ACTIVITIES:
1 - In the black soldier fly passage, what percentage of DPP-IV inhibition did the positive control Diprotin A give at the tested conditions?
2 - List every sample abbreviation the black soldier fly passage uses for the insect samples, leaving out controls.
3 - Write the next part of the black soldier fly passage, picking up after its last sentence.

PAGE EXTRACT:
To verify proper hydrolysis during the in vitro incubation of prepupae samples with digestive proteases, digests were analysed by SDS–PAGE electrophoresis. The results are shown in Figure 1, where digested, and samples before digestion are compared. The SDS-PAGE analysis of the undigested CP and PAgri showed a similar protein pattern, the richest bands with a higher molecular mass. On the other hand, PFR and PFP samples presented all the protein bands concentred in a lower molecular weight range (25–10 kDa), probably due to the previous fermentation process [35]. In any case, there was a clear difference between the protein pattern of the digested (+) and non-digested (−) samples. In the non-digested samples, it is possible to observe the presence of protein bands which completely disappeared in the digested samples, showing that the digestive protocol, hydrolysing the proteins and generating small peptides not visible with this kind of analysis, degraded the initially present proteins. Furthermore, even the previously fermented samples (PFR and PFP) showed fainter bands after simulated gastrointestinal digestion, suggesting a further degradation to smaller peptides.

3.3. Black Soldier Fly Protein Has DPP-IV Inhibitory Activity

The first purpose of this work was to assay whether BSF protein had DPP-IV inhibitory capacity and to determine whether optimized rearing conditions or previous fermentation of the BSF would affect it. Figure 2a shows that BSF CP and PAgri undigested samples had a slight but significant DPP-IV inhibitory capacity. This was similar between the two samples. Surprisingly, the fermentation of BSF with two different Lactobacillus strains did not increase but decreased the DPP-IV inhibitory activity of BSF. Then the effects of the same samples submitted to an in vitro gastrointestinal digestion was tested. The results are shown in Figure 2b. It can be observed that the simulated intestinal digestion produced hydrolysates with very high inhibitory activity (more than 90%) against the DPP-IV enzyme. Such inhibition was even higher than the positive control Diprotin A (CTR+) response at the tested conditions (82% inhibition). Negative control using only the gastrointestinal digestion vehicle without insects sample was also carried out at the different concentrations, showing no effects on DPP-IV activity (results not shown). As well as with the undigested samples, the BSF had no significant differences depending on the diet conditions. After gastrointestinal digestion, fermented samples (PFR and PFP) showed the same DPP-IV inhibitory activity as non-fermented samples.

DATASET EXCERPTS:
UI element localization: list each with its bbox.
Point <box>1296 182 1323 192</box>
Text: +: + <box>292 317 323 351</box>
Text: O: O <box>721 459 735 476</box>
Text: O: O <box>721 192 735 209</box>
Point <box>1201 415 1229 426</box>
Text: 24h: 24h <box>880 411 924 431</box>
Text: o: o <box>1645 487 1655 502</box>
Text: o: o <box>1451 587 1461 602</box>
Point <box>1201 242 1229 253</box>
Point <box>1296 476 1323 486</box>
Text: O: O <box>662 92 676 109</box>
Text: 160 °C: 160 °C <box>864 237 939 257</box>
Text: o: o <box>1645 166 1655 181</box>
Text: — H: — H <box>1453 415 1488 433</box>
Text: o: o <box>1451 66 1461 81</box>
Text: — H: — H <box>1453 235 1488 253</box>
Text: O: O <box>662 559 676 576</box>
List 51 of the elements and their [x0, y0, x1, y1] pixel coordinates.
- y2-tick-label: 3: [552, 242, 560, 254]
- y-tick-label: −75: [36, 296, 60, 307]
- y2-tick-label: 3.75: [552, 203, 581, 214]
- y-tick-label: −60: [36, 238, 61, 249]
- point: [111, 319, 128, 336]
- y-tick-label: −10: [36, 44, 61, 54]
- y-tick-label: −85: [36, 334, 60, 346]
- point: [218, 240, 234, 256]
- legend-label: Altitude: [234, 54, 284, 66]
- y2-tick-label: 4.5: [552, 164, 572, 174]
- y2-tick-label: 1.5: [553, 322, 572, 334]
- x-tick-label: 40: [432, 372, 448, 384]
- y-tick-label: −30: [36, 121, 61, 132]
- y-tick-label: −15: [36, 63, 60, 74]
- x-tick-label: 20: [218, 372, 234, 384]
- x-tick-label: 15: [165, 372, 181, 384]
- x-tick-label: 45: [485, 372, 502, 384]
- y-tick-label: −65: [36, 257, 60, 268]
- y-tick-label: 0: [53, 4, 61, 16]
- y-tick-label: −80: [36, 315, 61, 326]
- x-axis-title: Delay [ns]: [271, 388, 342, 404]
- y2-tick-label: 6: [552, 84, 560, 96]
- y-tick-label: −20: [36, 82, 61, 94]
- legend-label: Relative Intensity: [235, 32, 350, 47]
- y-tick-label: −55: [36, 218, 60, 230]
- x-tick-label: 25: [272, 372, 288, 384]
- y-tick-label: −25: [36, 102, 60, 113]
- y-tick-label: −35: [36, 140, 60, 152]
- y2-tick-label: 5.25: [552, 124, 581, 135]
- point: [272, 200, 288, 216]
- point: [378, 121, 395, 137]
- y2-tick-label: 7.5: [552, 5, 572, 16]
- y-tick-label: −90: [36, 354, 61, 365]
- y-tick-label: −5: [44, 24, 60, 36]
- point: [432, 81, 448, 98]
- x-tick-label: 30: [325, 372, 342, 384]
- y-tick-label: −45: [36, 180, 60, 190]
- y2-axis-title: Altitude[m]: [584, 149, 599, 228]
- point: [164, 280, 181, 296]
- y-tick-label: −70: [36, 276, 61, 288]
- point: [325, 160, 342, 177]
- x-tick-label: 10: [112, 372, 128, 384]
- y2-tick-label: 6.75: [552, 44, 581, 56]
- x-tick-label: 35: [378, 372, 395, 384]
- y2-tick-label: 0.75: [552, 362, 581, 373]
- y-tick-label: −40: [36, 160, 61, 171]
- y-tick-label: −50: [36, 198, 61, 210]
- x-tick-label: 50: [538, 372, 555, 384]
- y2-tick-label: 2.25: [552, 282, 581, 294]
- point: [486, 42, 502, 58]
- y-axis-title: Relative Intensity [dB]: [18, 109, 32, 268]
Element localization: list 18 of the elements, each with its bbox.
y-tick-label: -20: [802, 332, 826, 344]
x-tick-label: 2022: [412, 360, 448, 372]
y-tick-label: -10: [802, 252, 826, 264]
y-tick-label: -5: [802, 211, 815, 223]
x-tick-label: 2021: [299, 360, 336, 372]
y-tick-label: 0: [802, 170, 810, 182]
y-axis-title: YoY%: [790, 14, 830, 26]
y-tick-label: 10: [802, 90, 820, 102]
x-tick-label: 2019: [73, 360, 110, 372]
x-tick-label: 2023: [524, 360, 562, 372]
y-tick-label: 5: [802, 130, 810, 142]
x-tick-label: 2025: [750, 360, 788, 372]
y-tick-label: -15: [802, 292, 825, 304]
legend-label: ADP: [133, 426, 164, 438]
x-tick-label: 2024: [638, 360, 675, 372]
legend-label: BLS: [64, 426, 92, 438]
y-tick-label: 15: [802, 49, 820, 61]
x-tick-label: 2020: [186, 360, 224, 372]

RESPONSES TO THE TASKS:
1 - 82% inhibition.

2 - CP, PAgri, PFR, PFP

3 -
To better quantify the effects of simulated gastrointestinal digestion on the DPP-IV activity of BSF protein, the IC50 was calculated for the CP protein before and after the digestion. Table 2 shows that the digested CP proteins showed a very low IC50 value, 10 times lower than the IC50 value of the undigested CP.

3.4. Intestinal Digests of BSF Prepupa Stimulate GLP-1 Secretion

As a further step, the potentiality of BSF prepupae to activate at the intestinal level the GLP-1 secretion was evaluated in vitro by using GLUTag cells. The enteroendocrine cell line was incubated for one hour with 5mg protein/mL of the four samples submitted to simulated gastrointestinal digestion to better mimic what might occur in the intestine.
First, we ruled out a potential cytotoxic effect of the treatments on the GLUTag cell line through LDH assay. The results obtained (Table 3) showed that the percentage of LDH released to the medium was very low (<3% in all cases), discarding toxic effects.
Figure 3 shows the total GLP-1 release to the medium after treatment with the different BSF samples. All the gastrointestinal digested samples led to a significant increase in the cell secretion of total GLP-1 compared to untreated cells. On the contrary, there are no statistical differences among the different BFS prepupae samples. Previous incubation of the prepupae with Lactobacillus rhamnosus or L. plantarum does not modify the GLP-1- secretory capacity of the gastrointestinally digested samples.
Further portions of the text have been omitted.